Task brief
This exercise asks for the entries below to be printed exactly.

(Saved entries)

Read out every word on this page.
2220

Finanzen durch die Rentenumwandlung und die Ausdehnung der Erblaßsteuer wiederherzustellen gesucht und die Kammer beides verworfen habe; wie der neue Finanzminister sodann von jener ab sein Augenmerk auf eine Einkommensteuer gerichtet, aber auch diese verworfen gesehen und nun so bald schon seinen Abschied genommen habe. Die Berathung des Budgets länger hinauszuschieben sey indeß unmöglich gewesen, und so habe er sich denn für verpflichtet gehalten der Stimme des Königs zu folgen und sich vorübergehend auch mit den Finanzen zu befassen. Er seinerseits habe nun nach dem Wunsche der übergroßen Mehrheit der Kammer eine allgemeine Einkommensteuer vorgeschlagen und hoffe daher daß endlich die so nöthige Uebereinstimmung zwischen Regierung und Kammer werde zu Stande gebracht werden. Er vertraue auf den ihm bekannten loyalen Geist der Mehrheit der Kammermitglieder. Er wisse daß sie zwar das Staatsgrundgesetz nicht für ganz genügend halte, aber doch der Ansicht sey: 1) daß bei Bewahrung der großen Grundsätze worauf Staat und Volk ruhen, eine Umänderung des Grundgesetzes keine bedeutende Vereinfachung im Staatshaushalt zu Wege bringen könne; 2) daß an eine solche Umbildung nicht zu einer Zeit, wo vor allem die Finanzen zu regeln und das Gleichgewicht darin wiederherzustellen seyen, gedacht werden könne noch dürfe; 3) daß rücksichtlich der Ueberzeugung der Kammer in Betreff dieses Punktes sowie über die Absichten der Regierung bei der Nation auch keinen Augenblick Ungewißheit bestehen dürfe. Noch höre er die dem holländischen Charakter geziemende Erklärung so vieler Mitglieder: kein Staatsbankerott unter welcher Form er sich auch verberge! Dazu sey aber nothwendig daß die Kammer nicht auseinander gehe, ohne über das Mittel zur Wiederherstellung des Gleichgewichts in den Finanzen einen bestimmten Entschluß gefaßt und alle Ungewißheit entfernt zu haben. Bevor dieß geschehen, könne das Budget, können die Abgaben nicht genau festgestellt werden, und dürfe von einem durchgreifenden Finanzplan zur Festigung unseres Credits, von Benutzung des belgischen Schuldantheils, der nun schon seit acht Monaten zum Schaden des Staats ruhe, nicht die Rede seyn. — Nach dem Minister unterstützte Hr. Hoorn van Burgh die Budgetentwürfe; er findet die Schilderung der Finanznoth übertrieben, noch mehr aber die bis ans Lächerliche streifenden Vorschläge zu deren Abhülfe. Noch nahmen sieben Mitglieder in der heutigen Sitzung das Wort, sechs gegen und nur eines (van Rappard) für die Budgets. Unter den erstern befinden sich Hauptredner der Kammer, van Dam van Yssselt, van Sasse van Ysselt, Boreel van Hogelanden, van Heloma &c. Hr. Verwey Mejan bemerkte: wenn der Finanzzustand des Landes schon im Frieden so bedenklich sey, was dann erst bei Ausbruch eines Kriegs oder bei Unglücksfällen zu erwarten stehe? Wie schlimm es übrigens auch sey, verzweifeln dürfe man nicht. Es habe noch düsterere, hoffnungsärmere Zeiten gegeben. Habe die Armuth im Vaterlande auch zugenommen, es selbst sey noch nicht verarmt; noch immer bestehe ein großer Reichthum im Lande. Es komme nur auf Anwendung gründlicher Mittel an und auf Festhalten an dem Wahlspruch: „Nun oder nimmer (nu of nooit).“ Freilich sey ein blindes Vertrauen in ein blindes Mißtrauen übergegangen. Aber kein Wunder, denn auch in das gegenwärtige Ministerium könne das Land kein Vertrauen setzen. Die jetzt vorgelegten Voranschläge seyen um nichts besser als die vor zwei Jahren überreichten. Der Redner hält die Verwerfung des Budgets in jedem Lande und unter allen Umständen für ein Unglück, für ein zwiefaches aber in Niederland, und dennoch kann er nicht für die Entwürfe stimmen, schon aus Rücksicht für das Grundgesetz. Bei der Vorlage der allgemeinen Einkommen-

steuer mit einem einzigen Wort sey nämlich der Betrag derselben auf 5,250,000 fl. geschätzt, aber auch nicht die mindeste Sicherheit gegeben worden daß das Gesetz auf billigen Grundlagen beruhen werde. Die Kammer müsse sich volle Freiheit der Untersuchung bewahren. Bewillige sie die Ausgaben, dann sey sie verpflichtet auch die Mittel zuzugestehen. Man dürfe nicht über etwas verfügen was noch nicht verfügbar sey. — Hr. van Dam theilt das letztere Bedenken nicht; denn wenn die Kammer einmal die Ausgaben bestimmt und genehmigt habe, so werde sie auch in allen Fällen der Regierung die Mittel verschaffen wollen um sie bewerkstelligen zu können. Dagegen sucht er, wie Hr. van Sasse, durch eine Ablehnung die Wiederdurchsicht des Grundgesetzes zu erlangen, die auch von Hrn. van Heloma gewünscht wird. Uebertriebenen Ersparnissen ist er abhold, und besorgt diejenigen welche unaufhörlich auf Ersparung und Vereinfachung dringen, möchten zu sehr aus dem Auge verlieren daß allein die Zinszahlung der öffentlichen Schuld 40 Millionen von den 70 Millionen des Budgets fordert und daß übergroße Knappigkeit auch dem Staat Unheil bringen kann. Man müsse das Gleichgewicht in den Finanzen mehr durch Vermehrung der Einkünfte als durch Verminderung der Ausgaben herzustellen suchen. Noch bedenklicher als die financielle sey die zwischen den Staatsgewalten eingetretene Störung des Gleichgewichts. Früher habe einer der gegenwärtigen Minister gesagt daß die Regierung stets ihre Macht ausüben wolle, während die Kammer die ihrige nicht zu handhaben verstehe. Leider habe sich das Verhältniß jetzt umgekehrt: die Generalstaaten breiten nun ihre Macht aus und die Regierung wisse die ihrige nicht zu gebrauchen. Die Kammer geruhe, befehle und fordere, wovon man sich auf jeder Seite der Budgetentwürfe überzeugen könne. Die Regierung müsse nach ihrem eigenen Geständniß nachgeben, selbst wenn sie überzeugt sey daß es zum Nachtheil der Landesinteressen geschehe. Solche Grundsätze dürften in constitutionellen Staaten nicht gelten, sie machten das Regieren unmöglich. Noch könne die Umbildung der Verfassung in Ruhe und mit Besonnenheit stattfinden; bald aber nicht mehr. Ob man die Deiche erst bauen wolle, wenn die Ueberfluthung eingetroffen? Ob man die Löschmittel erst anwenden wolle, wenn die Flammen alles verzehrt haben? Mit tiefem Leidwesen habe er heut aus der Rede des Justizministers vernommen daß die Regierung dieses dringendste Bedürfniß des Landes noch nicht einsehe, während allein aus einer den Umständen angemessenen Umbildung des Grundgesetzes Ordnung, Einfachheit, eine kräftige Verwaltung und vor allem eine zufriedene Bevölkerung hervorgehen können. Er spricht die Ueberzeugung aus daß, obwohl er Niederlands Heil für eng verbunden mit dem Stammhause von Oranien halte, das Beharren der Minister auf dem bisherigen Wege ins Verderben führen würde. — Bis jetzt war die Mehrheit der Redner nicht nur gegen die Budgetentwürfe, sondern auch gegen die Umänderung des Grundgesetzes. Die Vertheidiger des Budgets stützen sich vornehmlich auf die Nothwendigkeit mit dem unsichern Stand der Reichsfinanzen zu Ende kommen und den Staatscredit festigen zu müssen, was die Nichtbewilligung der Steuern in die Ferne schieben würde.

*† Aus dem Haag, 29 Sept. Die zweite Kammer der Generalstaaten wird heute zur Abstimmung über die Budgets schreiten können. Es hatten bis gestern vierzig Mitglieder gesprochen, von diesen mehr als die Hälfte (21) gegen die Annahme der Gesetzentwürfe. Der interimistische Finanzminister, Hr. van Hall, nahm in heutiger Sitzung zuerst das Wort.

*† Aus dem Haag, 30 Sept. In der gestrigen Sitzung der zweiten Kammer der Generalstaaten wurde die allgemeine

Solved exercise
Read out every word on this page.
2220

Finanzen durch die Rentenumwandlung und die Ausdehnung der Erblaßsteuer wiederherzustellen gesucht und die Kammer beides verworfen habe; wie der neue Finanzminister sodann von jener ab sein Augenmerk auf eine Einkommensteuer gerichtet, aber auch diese verworfen gesehen und nun so bald schon seinen Abschied genommen habe. Die Berathung des Budgets länger hinauszuschieben sey indeß unmöglich gewesen, und so habe er sich denn für verpflichtet gehalten der Stimme des Königs zu folgen und sich vorübergehend auch mit den Finanzen zu befassen. Er seinerseits habe nun nach dem Wunsche der übergroßen Mehrheit der Kammer eine allgemeine Einkommensteuer vorgeschlagen und hoffe daher daß endlich die so nöthige Uebereinstimmung zwischen Regierung und Kammer werde zu Stande gebracht werden. Er vertraue auf den ihm bekannten loyalen Geist der Mehrheit der Kammermitglieder. Er wisse daß sie zwar das Staatsgrundgesetz nicht für ganz genügend halte, aber doch der Ansicht sey: 1) daß bei Bewahrung der großen Grundsätze worauf Staat und Volk ruhen, eine Umänderung des Grundgesetzes keine bedeutende Vereinfachung im Staatshaushalt zu Wege bringen könne; 2) daß an eine solche Umbildung nicht zu einer Zeit, wo vor allem die Finanzen zu regeln und das Gleichgewicht darin wiederherzustellen seyen, gedacht werden könne noch dürfe; 3) daß rücksichtlich der Ueberzeugung der Kammer in Betreff dieses Punktes sowie über die Absichten der Regierung bei der Nation auch keinen Augenblick Ungewißheit bestehen dürfe. Noch höre er die dem holländischen Charakter geziemende Erklärung so vieler Mitglieder: kein Staatsbankerott unter welcher Form er sich auch verberge! Dazu sey aber nothwendig daß die Kammer nicht auseinander gehe, ohne über das Mittel zur Wiederherstellung des Gleichgewichts in den Finanzen einen bestimmten Entschluß gefaßt und alle Ungewißheit entfernt zu haben. Bevor dieß geschehen, könne das Budget, können die Abgaben nicht genau festgestellt werden, und dürfe von einem durchgreifenden Finanzplan zur Festigung unseres Credits, von Benutzung des belgischen Schuldantheils, der nun schon seit acht Monaten zum Schaden des Staats ruhe, nicht die Rede seyn. — Nach dem Minister unterstützte Hr. Hoorn van Burgh die Budgetentwürfe; er findet die Schilderung der Finanznoth übertrieben, noch mehr aber die bis ans Lächerliche streifenden Vorschläge zu deren Abhülfe. Noch nahmen sieben Mitglieder in der heutigen Sitzung das Wort, sechs gegen und nur eines (van Rappard) für die Budgets. Unter den erstern befinden sich Hauptredner der Kammer, van Dam van Yssselt, van Sasse van Ysselt, Boreel van Hogelanden, van Heloma &c. Hr. Verwey Mejan bemerkte: wenn der Finanzzustand des Landes schon im Frieden so bedenklich sey, was dann erst bei Ausbruch eines Kriegs oder bei Unglücksfällen zu erwarten stehe? Wie schlimm es übrigens auch sey, verzweifeln dürfe man nicht. Es habe noch düsterere, hoffnungsärmere Zeiten gegeben. Habe die Armuth im Vaterlande auch zugenommen, es selbst sey noch nicht verarmt; noch immer bestehe ein großer Reichthum im Lande. Es komme nur auf Anwendung gründlicher Mittel an und auf Festhalten an dem Wahlspruch: „Nun oder nimmer (nu of nooit).“ Freilich sey ein blindes Vertrauen in ein blindes Mißtrauen übergegangen. Aber kein Wunder, denn auch in das gegenwärtige Ministerium könne das Land kein Vertrauen setzen. Die jetzt vorgelegten Voranschläge seyen um nichts besser als die vor zwei Jahren überreichten. Der Redner hält die Verwerfung des Budgets in jedem Lande und unter allen Umständen für ein Unglück, für ein zwiefaches aber in Niederland, und dennoch kann er nicht für die Entwürfe stimmen, schon aus Rücksicht für das Grundgesetz. Bei der Vorlage der allgemeinen Einkommen-

steuer mit einem einzigen Wort sey nämlich der Betrag derselben auf 5,250,000 fl. geschätzt, aber auch nicht die mindeste Sicherheit gegeben worden daß das Gesetz auf billigen Grundlagen beruhen werde. Die Kammer müsse sich volle Freiheit der Untersuchung bewahren. Bewillige sie die Ausgaben, dann sey sie verpflichtet auch die Mittel zuzugestehen. Man dürfe nicht über etwas verfügen was noch nicht verfügbar sey. — Hr. van Dam theilt das letztere Bedenken nicht; denn wenn die Kammer einmal die Ausgaben bestimmt und genehmigt habe, so werde sie auch in allen Fällen der Regierung die Mittel verschaffen wollen um sie bewerkstelligen zu können. Dagegen sucht er, wie Hr. van Sasse, durch eine Ablehnung die Wiederdurchsicht des Grundgesetzes zu erlangen, die auch von Hrn. van Heloma gewünscht wird. Uebertriebenen Ersparnissen ist er abhold, und besorgt diejenigen welche unaufhörlich auf Ersparung und Vereinfachung dringen, möchten zu sehr aus dem Auge verlieren daß allein die Zinszahlung der öffentlichen Schuld 40 Millionen von den 70 Millionen des Budgets fordert und daß übergroße Knappigkeit auch dem Staat Unheil bringen kann. Man müsse das Gleichgewicht in den Finanzen mehr durch Vermehrung der Einkünfte als durch Verminderung der Ausgaben herzustellen suchen. Noch bedenklicher als die financielle sey die zwischen den Staatsgewalten eingetretene Störung des Gleichgewichts. Früher habe einer der gegenwärtigen Minister gesagt daß die Regierung stets ihre Macht ausüben wolle, während die Kammer die ihrige nicht zu handhaben verstehe. Leider habe sich das Verhältniß jetzt umgekehrt: die Generalstaaten breiten nun ihre Macht aus und die Regierung wisse die ihrige nicht zu gebrauchen. Die Kammer geruhe, befehle und fordere, wovon man sich auf jeder Seite der Budgetentwürfe überzeugen könne. Die Regierung müsse nach ihrem eigenen Geständniß nachgeben, selbst wenn sie überzeugt sey daß es zum Nachtheil der Landesinteressen geschehe. Solche Grundsätze dürften in constitutionellen Staaten nicht gelten, sie machten das Regieren unmöglich. Noch könne die Umbildung der Verfassung in Ruhe und mit Besonnenheit stattfinden; bald aber nicht mehr. Ob man die Deiche erst bauen wolle, wenn die Ueberfluthung eingetroffen? Ob man die Löschmittel erst anwenden wolle, wenn die Flammen alles verzehrt haben? Mit tiefem Leidwesen habe er heut aus der Rede des Justizministers vernommen daß die Regierung dieses dringendste Bedürfniß des Landes noch nicht einsehe, während allein aus einer den Umständen angemessenen Umbildung des Grundgesetzes Ordnung, Einfachheit, eine kräftige Verwaltung und vor allem eine zufriedene Bevölkerung hervorgehen können. Er spricht die Ueberzeugung aus daß, obwohl er Niederlands Heil für eng verbunden mit dem Stammhause von Oranien halte, das Beharren der Minister auf dem bisherigen Wege ins Verderben führen würde. — Bis jetzt war die Mehrheit der Redner nicht nur gegen die Budgetentwürfe, sondern auch gegen die Umänderung des Grundgesetzes. Die Vertheidiger des Budgets stützen sich vornehmlich auf die Nothwendigkeit mit dem unsichern Stand der Reichsfinanzen zu Ende kommen und den Staatscredit festigen zu müssen, was die Nichtbewilligung der Steuern in die Ferne schieben würde.

*† Aus dem Haag, 29 Sept. Die zweite Kammer der Generalstaaten wird heute zur Abstimmung über die Budgets schreiten können. Es hatten bis gestern vierzig Mitglieder gesprochen, von diesen mehr als die Hälfte (21) gegen die Annahme der Gesetzentwürfe. Der interimistische Finanzminister, Hr. van Hall, nahm in heutiger Sitzung zuerst das Wort.

*† Aus dem Haag, 30 Sept. In der gestrigen Sitzung der zweiten Kammer der Generalstaaten wurde die allgemeine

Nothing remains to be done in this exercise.